▶ WRITTEN EXERCISE
Write out every entry exactly as it appears.

▶ PROVIDED DATA
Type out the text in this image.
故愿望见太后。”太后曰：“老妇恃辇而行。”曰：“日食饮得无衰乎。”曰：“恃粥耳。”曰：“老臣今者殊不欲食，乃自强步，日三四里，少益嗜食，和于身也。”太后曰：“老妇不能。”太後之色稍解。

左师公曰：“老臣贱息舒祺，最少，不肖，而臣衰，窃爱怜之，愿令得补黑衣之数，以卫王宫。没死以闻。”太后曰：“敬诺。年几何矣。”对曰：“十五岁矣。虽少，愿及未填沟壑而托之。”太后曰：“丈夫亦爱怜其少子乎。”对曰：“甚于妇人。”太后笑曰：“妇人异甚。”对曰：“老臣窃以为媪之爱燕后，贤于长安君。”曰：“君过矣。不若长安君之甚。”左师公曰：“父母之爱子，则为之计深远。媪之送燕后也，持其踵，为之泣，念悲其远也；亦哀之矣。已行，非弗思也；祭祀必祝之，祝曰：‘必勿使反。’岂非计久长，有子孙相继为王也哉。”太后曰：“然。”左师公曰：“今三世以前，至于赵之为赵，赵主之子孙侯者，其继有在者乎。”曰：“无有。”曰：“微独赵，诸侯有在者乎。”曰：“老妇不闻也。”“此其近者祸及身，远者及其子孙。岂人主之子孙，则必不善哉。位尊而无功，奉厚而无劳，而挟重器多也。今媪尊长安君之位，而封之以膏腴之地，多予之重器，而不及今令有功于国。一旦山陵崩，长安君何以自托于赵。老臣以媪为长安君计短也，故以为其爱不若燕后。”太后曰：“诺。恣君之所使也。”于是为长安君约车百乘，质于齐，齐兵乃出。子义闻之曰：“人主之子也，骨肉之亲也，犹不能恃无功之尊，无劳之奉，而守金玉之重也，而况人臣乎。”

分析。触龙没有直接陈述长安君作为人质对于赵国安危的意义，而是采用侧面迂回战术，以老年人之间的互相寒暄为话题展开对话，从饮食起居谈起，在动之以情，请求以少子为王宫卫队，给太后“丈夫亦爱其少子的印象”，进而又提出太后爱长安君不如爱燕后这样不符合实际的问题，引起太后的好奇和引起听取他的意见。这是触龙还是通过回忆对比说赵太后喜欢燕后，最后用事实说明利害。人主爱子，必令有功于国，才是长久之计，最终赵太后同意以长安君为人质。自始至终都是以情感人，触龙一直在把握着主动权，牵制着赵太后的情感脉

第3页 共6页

▶ TASK ANSWER
Type out the text in this image.
故愿望见太后。”太后曰：“老妇恃辇而行。”曰：“日食饮得无衰乎。”曰：“恃粥耳。”曰：“老臣今者殊不欲食，乃自强步，日三四里，少益嗜食，和于身也。”太后曰：“老妇不能。”太後之色稍解。

左师公曰：“老臣贱息舒祺，最少，不肖，而臣衰，窃爱怜之，愿令得补黑衣之数，以卫王宫。没死以闻。”太后曰：“敬诺。年几何矣。”对曰：“十五岁矣。虽少，愿及未填沟壑而托之。”太后曰：“丈夫亦爱怜其少子乎。”对曰：“甚于妇人。”太后笑曰：“妇人异甚。”对曰：“老臣窃以为媪之爱燕后，贤于长安君。”曰：“君过矣。不若长安君之甚。”左师公曰：“父母之爱子，则为之计深远。媪之送燕后也，持其踵，为之泣，念悲其远也；亦哀之矣。已行，非弗思也；祭祀必祝之，祝曰：‘必勿使反。’岂非计久长，有子孙相继为王也哉。”太后曰：“然。”左师公曰：“今三世以前，至于赵之为赵，赵主之子孙侯者，其继有在者乎。”曰：“无有。”曰：“微独赵，诸侯有在者乎。”曰：“老妇不闻也。”“此其近者祸及身，远者及其子孙。岂人主之子孙，则必不善哉。位尊而无功，奉厚而无劳，而挟重器多也。今媪尊长安君之位，而封之以膏腴之地，多予之重器，而不及今令有功于国。一旦山陵崩，长安君何以自托于赵。老臣以媪为长安君计短也，故以为其爱不若燕后。”太后曰：“诺。恣君之所使也。”于是为长安君约车百乘，质于齐，齐兵乃出。子义闻之曰：“人主之子也，骨肉之亲也，犹不能恃无功之尊，无劳之奉，而守金玉之重也，而况人臣乎。”

分析。触龙没有直接陈述长安君作为人质对于赵国安危的意义，而是采用侧面迂回战术，以老年人之间的互相寒暄为话题展开对话，从饮食起居谈起，在动之以情，请求以少子为王宫卫队，给太后“丈夫亦爱其少子的印象”，进而又提出太后爱长安君不如爱燕后这样不符合实际的问题，引起太后的好奇和引起听取他的意见。这是触龙还是通过回忆对比说赵太后喜欢燕后，最后用事实说明利害。人主爱子，必令有功于国，才是长久之计，最终赵太后同意以长安君为人质。自始至终都是以情感人，触龙一直在把握着主动权，牵制着赵太后的情感脉

第3页 共6页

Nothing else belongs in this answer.